#### [WHAT THE EXERCISE ASKS]
Check every line of the entries for "terms", and copy the lines that hold it.

#### [EXTRACTED INFORMATION]

==================================================

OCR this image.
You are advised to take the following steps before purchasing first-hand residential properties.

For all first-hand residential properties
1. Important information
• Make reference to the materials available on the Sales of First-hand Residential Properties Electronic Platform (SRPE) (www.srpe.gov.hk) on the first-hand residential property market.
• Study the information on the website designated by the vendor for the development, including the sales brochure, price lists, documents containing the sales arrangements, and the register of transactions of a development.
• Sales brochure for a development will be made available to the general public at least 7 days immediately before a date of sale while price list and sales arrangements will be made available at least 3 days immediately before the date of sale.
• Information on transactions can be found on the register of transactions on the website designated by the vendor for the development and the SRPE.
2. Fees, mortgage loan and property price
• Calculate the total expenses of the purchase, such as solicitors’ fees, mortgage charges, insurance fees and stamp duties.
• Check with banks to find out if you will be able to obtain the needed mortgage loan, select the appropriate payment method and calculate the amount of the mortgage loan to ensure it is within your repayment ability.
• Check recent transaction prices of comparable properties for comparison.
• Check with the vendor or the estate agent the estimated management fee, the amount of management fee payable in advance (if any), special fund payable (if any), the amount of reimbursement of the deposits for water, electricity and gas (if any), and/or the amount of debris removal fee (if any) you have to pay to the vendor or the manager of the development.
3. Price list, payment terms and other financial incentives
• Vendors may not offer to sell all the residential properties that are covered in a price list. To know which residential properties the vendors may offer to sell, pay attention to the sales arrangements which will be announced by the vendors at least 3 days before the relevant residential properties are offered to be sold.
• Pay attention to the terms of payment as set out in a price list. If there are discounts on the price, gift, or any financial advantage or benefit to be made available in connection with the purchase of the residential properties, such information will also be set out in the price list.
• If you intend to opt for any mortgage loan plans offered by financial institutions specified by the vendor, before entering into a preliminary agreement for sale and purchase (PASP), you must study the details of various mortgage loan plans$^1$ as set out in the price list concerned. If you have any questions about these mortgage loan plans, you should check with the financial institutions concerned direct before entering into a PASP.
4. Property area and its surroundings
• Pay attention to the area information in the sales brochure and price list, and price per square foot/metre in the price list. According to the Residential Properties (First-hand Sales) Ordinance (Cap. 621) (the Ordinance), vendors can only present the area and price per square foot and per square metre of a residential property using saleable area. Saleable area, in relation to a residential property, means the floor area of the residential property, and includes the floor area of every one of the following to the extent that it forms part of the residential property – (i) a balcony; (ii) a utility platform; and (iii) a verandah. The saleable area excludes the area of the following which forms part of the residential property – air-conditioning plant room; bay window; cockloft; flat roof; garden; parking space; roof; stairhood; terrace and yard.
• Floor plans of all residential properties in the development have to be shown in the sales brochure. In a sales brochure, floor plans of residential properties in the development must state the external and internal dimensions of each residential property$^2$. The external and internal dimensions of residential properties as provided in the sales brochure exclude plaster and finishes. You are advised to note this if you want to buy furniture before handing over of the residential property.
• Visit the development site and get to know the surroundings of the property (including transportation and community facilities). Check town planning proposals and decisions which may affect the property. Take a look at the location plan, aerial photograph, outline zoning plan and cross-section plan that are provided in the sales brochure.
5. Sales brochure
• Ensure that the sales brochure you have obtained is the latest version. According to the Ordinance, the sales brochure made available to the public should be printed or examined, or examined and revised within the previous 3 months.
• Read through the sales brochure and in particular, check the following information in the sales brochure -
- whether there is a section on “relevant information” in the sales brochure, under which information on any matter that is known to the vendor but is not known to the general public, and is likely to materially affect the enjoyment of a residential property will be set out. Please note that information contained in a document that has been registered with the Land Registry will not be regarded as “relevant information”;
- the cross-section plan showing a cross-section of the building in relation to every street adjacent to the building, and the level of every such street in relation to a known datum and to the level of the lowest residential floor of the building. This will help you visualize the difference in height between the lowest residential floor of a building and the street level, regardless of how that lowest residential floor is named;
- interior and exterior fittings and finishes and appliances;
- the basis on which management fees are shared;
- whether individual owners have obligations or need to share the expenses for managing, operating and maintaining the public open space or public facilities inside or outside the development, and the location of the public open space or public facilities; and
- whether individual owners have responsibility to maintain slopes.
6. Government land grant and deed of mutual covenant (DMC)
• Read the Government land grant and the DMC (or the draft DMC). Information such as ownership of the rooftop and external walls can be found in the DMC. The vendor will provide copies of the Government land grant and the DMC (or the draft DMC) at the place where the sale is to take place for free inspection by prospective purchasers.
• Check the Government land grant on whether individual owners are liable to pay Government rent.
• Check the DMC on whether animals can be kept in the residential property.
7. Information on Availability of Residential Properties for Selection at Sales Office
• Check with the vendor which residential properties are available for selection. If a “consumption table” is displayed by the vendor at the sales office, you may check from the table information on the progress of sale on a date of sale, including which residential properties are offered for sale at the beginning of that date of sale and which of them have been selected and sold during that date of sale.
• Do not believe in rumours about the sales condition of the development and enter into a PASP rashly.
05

==================================================

#### [TASK SOLUTION]
3. Price list, payment terms and other financial incentives
• Pay attention to the terms of payment as set out in a price list. If there are discounts on the price, gift, or any financial advantage or benefit to be made available in connection with the purchase of the residential properties, such information will also be set out in the price list.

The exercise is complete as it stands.